**Problem requirements**
Count how many lines hold the string "name". Answer with that number and nothing more.

◆ ◆ ◆ ◆ ◆ ◆ ◆

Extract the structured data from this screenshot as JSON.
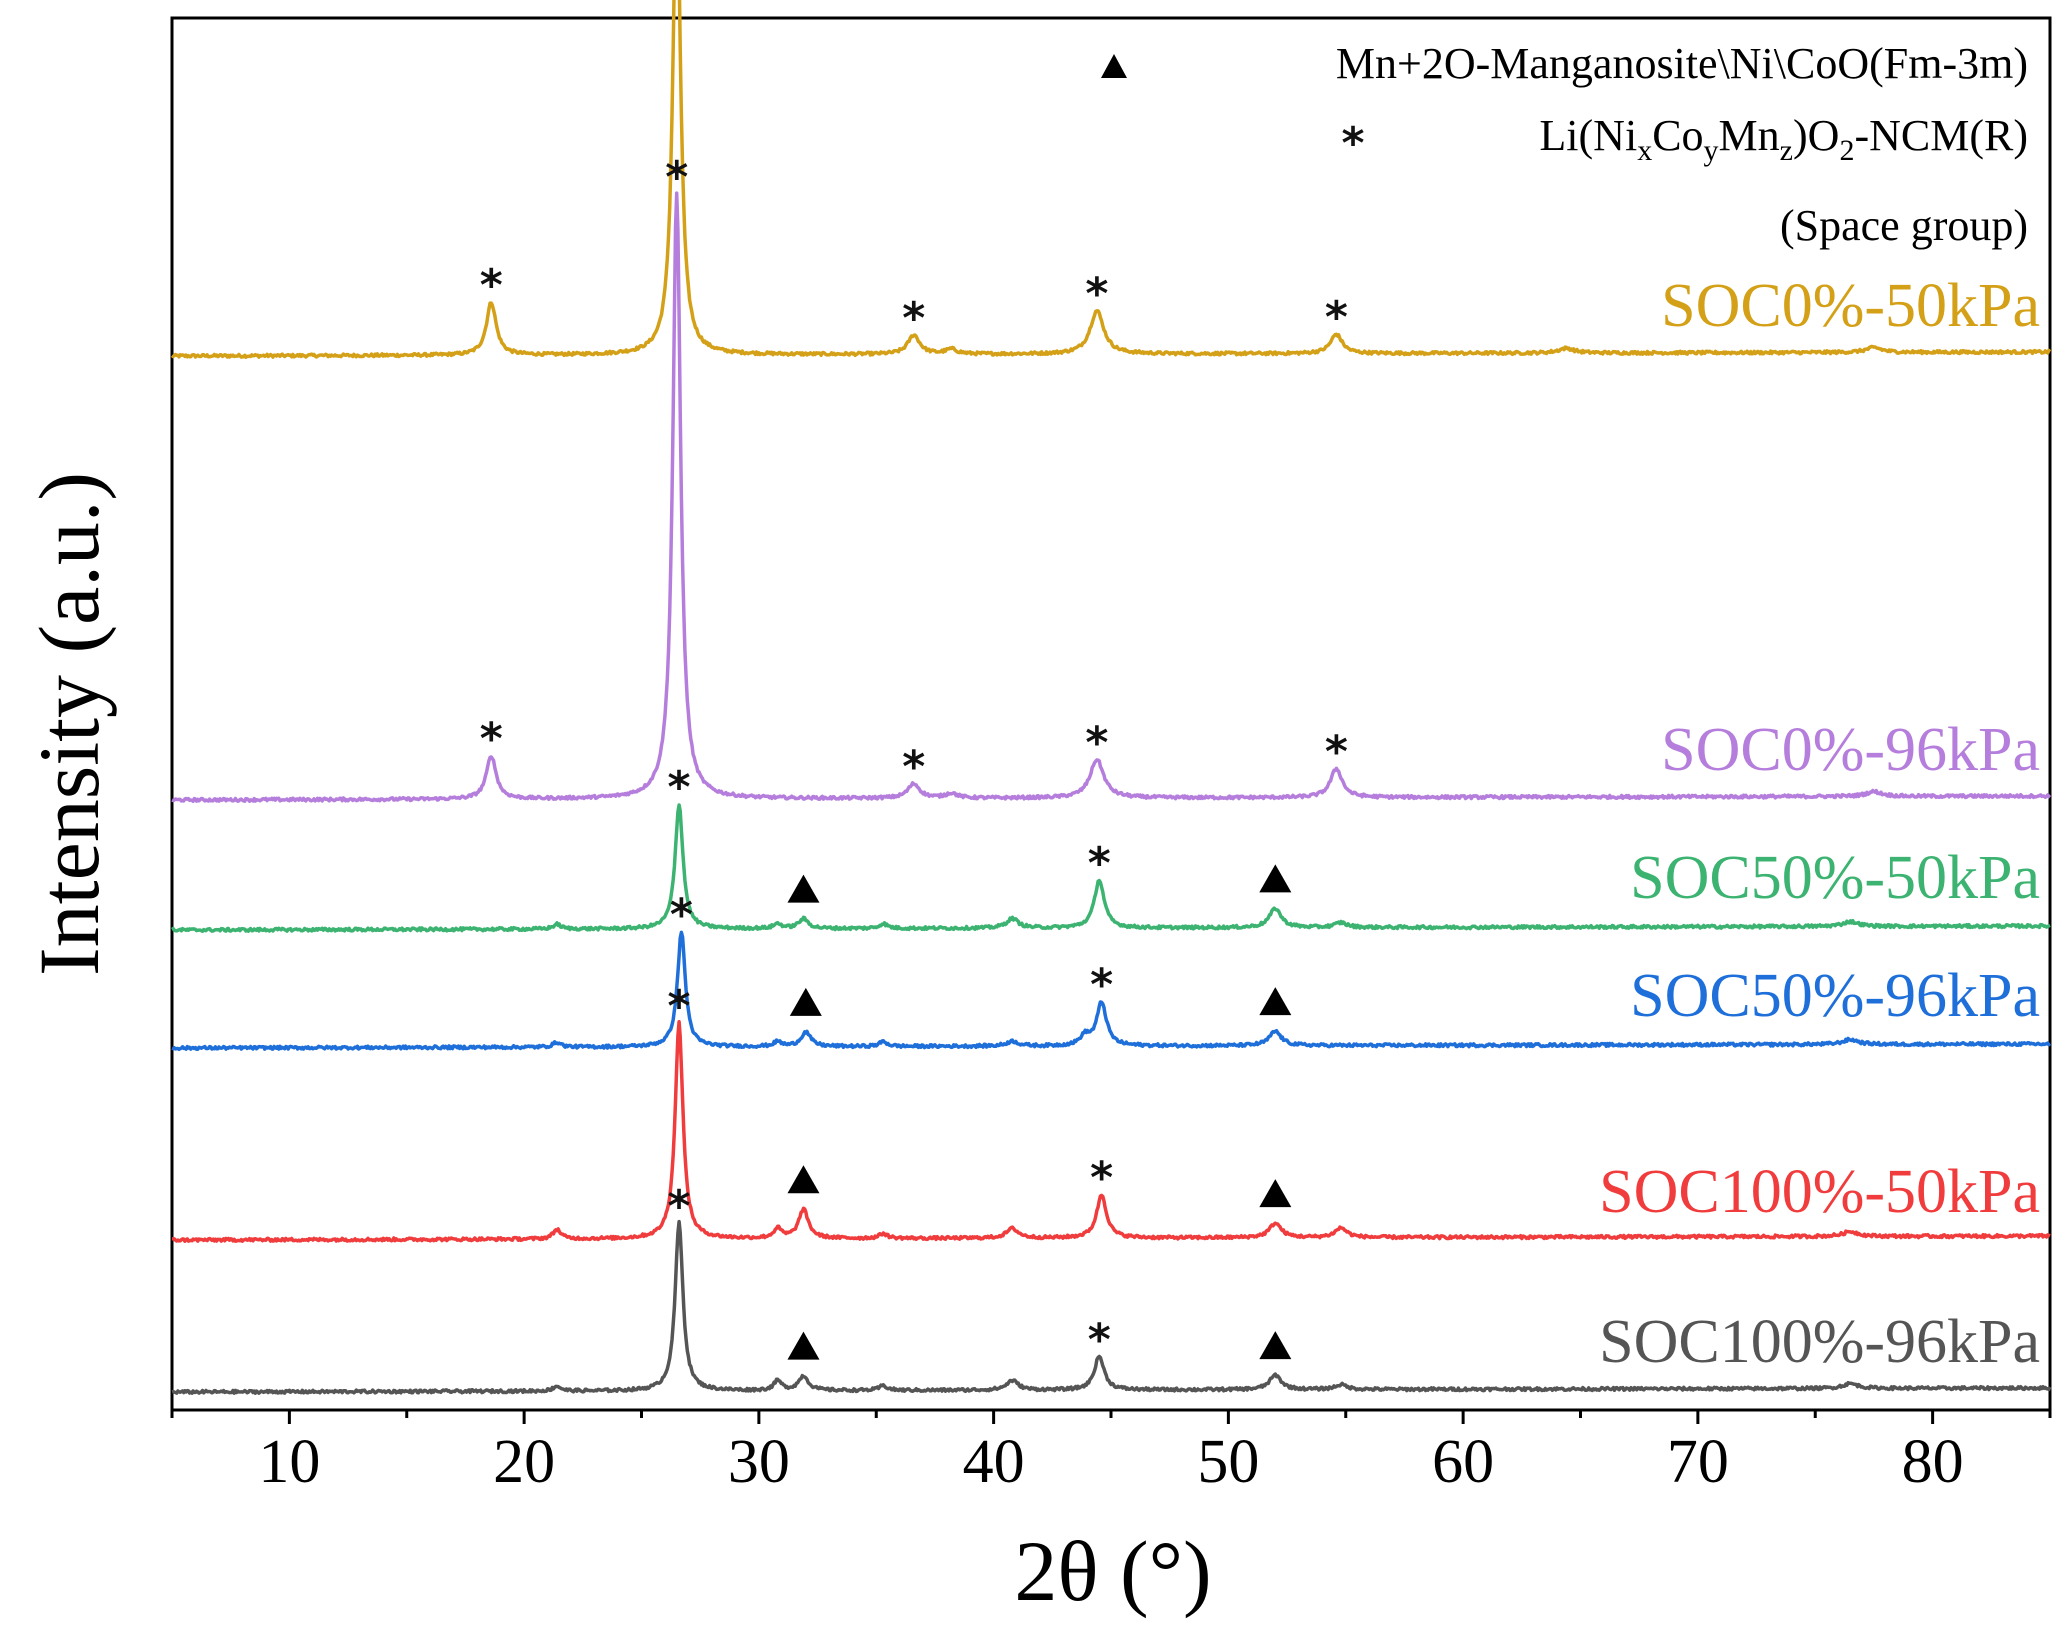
{
  "chart_data": {
    "type": "line",
    "title": "",
    "xlabel": "2θ (°)",
    "ylabel": "Intensity (a.u.)",
    "xlim": [
      5,
      85
    ],
    "xticks": [
      10,
      20,
      30,
      40,
      50,
      60,
      70,
      80
    ],
    "yticks_shown": false,
    "legend": {
      "placement": "top-right",
      "entries": [
        {
          "symbol": "▲",
          "label": "Mn+2O-Manganosite\\Ni\\CoO(Fm-3m)"
        },
        {
          "symbol": "*",
          "label_parts": [
            "Li(Ni",
            "x",
            "Co",
            "y",
            "Mn",
            "z",
            ")O",
            "2",
            "-NCM(R)"
          ]
        },
        {
          "symbol": "",
          "label": "(Space group)"
        }
      ]
    },
    "series": [
      {
        "name": "SOC0%-50kPa",
        "color": "#D4A017",
        "baseline": 0,
        "peaks": [
          {
            "x": 18.6,
            "h": 0.11,
            "w": 0.25,
            "marker": "*"
          },
          {
            "x": 26.5,
            "h": 1.0,
            "w": 0.2,
            "marker": "*"
          },
          {
            "x": 36.6,
            "h": 0.04,
            "w": 0.3,
            "marker": "*"
          },
          {
            "x": 38.2,
            "h": 0.01,
            "w": 0.3
          },
          {
            "x": 44.4,
            "h": 0.09,
            "w": 0.35,
            "marker": "*"
          },
          {
            "x": 54.6,
            "h": 0.04,
            "w": 0.3,
            "marker": "*"
          },
          {
            "x": 64.4,
            "h": 0.01,
            "w": 0.4
          },
          {
            "x": 77.5,
            "h": 0.01,
            "w": 0.4
          }
        ]
      },
      {
        "name": "SOC0%-96kPa",
        "color": "#B57EDC",
        "baseline": 0,
        "peaks": [
          {
            "x": 18.6,
            "h": 0.09,
            "w": 0.25,
            "marker": "*"
          },
          {
            "x": 26.5,
            "h": 1.26,
            "w": 0.2,
            "marker": "*"
          },
          {
            "x": 36.6,
            "h": 0.03,
            "w": 0.3,
            "marker": "*"
          },
          {
            "x": 38.2,
            "h": 0.01,
            "w": 0.3
          },
          {
            "x": 44.4,
            "h": 0.08,
            "w": 0.35,
            "marker": "*"
          },
          {
            "x": 54.6,
            "h": 0.06,
            "w": 0.3,
            "marker": "*"
          },
          {
            "x": 77.5,
            "h": 0.01,
            "w": 0.4
          }
        ]
      },
      {
        "name": "SOC50%-50kPa",
        "color": "#3CB371",
        "baseline": 0,
        "peaks": [
          {
            "x": 21.4,
            "h": 0.01,
            "w": 0.2
          },
          {
            "x": 26.6,
            "h": 0.26,
            "w": 0.2,
            "marker": "*"
          },
          {
            "x": 30.8,
            "h": 0.01,
            "w": 0.2
          },
          {
            "x": 31.9,
            "h": 0.02,
            "w": 0.25,
            "marker": "▲"
          },
          {
            "x": 35.3,
            "h": 0.01,
            "w": 0.2
          },
          {
            "x": 40.8,
            "h": 0.02,
            "w": 0.3
          },
          {
            "x": 44.5,
            "h": 0.1,
            "w": 0.25,
            "marker": "*"
          },
          {
            "x": 52.0,
            "h": 0.04,
            "w": 0.3,
            "marker": "▲"
          },
          {
            "x": 54.8,
            "h": 0.01,
            "w": 0.3
          },
          {
            "x": 76.5,
            "h": 0.01,
            "w": 0.4
          }
        ]
      },
      {
        "name": "SOC50%-96kPa",
        "color": "#1E6FD9",
        "baseline": 0,
        "peaks": [
          {
            "x": 21.4,
            "h": 0.01,
            "w": 0.2
          },
          {
            "x": 26.7,
            "h": 0.24,
            "w": 0.2,
            "marker": "*"
          },
          {
            "x": 30.8,
            "h": 0.01,
            "w": 0.2
          },
          {
            "x": 32.0,
            "h": 0.03,
            "w": 0.25,
            "marker": "▲"
          },
          {
            "x": 35.3,
            "h": 0.01,
            "w": 0.2
          },
          {
            "x": 40.8,
            "h": 0.01,
            "w": 0.3
          },
          {
            "x": 43.9,
            "h": 0.02,
            "w": 0.25
          },
          {
            "x": 44.6,
            "h": 0.09,
            "w": 0.25,
            "marker": "*"
          },
          {
            "x": 52.0,
            "h": 0.03,
            "w": 0.3,
            "marker": "▲"
          },
          {
            "x": 76.5,
            "h": 0.01,
            "w": 0.4
          }
        ]
      },
      {
        "name": "SOC100%-50kPa",
        "color": "#F03C3C",
        "baseline": 0,
        "peaks": [
          {
            "x": 21.4,
            "h": 0.02,
            "w": 0.2
          },
          {
            "x": 26.6,
            "h": 0.45,
            "w": 0.2,
            "marker": "*"
          },
          {
            "x": 30.8,
            "h": 0.02,
            "w": 0.2
          },
          {
            "x": 31.9,
            "h": 0.06,
            "w": 0.25,
            "marker": "▲"
          },
          {
            "x": 35.3,
            "h": 0.01,
            "w": 0.2
          },
          {
            "x": 40.8,
            "h": 0.02,
            "w": 0.3
          },
          {
            "x": 44.6,
            "h": 0.09,
            "w": 0.25,
            "marker": "*"
          },
          {
            "x": 52.0,
            "h": 0.03,
            "w": 0.3,
            "marker": "▲"
          },
          {
            "x": 54.8,
            "h": 0.02,
            "w": 0.3
          },
          {
            "x": 76.5,
            "h": 0.01,
            "w": 0.4
          }
        ]
      },
      {
        "name": "SOC100%-96kPa",
        "color": "#555555",
        "baseline": 0,
        "peaks": [
          {
            "x": 21.4,
            "h": 0.01,
            "w": 0.2
          },
          {
            "x": 26.6,
            "h": 0.35,
            "w": 0.2,
            "marker": "*"
          },
          {
            "x": 30.8,
            "h": 0.02,
            "w": 0.2
          },
          {
            "x": 31.9,
            "h": 0.03,
            "w": 0.25,
            "marker": "▲"
          },
          {
            "x": 35.3,
            "h": 0.01,
            "w": 0.2
          },
          {
            "x": 40.8,
            "h": 0.02,
            "w": 0.3
          },
          {
            "x": 44.5,
            "h": 0.07,
            "w": 0.25,
            "marker": "*"
          },
          {
            "x": 52.0,
            "h": 0.03,
            "w": 0.3,
            "marker": "▲"
          },
          {
            "x": 54.8,
            "h": 0.01,
            "w": 0.3
          },
          {
            "x": 76.5,
            "h": 0.01,
            "w": 0.4
          }
        ]
      }
    ]
  }
}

◆ ◆ ◆ ◆ ◆ ◆ ◆

**Response**
6